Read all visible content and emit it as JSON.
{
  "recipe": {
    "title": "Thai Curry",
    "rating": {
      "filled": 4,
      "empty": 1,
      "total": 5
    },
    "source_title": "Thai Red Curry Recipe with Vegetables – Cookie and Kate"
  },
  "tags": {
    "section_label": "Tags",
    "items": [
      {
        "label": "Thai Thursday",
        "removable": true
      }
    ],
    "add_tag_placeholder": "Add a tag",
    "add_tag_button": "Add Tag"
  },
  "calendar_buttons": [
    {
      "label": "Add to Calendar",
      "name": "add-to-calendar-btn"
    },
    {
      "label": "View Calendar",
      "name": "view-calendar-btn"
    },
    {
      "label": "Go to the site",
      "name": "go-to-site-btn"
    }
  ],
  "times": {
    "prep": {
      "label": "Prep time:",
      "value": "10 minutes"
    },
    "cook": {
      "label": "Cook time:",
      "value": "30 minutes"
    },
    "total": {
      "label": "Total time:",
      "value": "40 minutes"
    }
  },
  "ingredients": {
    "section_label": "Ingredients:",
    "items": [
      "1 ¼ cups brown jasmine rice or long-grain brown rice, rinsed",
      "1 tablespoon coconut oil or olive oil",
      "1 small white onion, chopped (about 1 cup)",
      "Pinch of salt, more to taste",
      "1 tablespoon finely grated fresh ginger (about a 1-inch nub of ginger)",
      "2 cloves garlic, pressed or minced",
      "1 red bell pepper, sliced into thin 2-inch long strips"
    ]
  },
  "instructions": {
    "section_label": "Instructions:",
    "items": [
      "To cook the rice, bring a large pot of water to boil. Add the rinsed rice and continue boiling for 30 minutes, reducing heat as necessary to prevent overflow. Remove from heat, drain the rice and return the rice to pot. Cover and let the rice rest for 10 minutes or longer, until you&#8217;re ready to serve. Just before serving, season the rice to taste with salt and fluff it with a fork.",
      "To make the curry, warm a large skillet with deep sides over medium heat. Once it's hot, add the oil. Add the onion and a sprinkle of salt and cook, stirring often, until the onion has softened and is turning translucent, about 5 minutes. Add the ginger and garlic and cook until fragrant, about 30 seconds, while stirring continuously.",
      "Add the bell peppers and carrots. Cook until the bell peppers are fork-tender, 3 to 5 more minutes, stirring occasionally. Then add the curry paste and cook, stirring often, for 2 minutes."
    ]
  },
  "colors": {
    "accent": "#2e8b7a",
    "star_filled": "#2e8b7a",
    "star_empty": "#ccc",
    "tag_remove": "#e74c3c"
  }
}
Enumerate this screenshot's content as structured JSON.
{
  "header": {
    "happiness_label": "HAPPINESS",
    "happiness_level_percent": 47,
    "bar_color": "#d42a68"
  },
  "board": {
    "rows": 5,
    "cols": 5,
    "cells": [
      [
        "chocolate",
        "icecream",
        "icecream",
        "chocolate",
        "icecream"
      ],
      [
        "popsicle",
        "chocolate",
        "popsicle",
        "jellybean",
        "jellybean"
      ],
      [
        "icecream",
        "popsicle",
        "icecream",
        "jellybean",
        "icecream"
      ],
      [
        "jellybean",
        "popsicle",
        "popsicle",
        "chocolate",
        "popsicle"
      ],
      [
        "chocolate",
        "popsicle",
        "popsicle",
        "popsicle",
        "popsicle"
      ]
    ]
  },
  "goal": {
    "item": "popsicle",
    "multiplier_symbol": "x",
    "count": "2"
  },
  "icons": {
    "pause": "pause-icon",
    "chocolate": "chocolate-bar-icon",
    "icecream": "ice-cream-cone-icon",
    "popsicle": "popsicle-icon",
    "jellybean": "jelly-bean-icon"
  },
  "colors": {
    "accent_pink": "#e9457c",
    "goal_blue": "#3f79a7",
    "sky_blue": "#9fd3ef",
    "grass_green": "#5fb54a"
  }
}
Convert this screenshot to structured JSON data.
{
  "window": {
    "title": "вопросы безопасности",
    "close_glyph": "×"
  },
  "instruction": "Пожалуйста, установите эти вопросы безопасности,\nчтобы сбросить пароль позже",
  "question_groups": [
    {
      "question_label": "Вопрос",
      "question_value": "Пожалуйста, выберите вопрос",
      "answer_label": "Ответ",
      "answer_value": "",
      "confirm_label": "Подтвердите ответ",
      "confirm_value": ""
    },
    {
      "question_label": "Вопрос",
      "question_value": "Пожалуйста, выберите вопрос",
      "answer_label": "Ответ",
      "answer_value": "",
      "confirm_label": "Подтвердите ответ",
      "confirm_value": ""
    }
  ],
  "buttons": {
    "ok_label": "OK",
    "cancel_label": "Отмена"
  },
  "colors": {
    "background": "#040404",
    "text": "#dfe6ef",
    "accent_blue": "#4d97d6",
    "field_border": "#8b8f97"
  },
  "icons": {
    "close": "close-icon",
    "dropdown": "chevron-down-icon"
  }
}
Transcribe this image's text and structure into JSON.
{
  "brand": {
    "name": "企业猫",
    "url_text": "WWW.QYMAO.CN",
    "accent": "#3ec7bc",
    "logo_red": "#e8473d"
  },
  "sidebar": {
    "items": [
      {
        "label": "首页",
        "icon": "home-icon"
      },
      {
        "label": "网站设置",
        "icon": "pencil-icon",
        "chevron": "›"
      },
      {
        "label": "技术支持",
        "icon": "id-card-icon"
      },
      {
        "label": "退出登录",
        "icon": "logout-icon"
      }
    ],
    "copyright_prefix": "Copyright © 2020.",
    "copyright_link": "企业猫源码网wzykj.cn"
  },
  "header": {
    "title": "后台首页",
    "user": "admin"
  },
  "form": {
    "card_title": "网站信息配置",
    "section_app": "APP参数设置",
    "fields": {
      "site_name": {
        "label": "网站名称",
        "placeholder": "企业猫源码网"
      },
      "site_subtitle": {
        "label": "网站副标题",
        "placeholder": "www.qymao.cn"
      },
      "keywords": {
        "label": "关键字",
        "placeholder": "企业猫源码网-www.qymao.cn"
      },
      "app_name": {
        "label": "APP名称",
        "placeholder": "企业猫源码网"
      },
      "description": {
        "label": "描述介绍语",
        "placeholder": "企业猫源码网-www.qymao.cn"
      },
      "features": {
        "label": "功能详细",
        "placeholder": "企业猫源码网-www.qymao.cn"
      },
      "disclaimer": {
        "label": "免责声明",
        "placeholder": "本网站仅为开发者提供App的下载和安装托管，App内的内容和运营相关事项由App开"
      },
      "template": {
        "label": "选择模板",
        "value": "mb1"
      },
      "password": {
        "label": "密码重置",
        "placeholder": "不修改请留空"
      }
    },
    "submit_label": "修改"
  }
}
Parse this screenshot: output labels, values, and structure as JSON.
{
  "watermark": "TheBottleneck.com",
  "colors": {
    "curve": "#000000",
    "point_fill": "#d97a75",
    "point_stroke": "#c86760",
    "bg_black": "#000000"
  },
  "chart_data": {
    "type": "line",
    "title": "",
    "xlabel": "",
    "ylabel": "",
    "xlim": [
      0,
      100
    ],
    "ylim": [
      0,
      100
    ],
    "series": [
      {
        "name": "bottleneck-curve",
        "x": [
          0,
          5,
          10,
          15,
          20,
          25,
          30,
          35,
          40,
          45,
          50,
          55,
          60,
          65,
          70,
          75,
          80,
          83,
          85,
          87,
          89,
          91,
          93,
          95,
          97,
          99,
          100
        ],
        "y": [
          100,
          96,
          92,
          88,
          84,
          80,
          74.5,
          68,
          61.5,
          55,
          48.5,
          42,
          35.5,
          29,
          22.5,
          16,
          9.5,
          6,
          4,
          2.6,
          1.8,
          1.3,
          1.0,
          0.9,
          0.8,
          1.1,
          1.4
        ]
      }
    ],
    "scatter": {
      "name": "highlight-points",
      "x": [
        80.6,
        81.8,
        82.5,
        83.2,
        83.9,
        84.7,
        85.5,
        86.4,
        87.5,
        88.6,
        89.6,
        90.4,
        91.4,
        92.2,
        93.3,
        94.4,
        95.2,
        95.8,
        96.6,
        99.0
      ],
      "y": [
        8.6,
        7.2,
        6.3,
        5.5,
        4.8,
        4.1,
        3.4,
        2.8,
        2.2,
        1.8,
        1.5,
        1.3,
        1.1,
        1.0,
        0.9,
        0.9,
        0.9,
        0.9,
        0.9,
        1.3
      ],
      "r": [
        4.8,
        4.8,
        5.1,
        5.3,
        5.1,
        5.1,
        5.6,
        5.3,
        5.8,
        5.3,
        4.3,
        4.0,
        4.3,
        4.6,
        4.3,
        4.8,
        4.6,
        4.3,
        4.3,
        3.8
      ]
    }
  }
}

◇ ◇ ◇ ◇ ◇ ◇ ◇

Of the lines in this data, how many contain "ginger"? Reply with only the number.

Answer for the task
2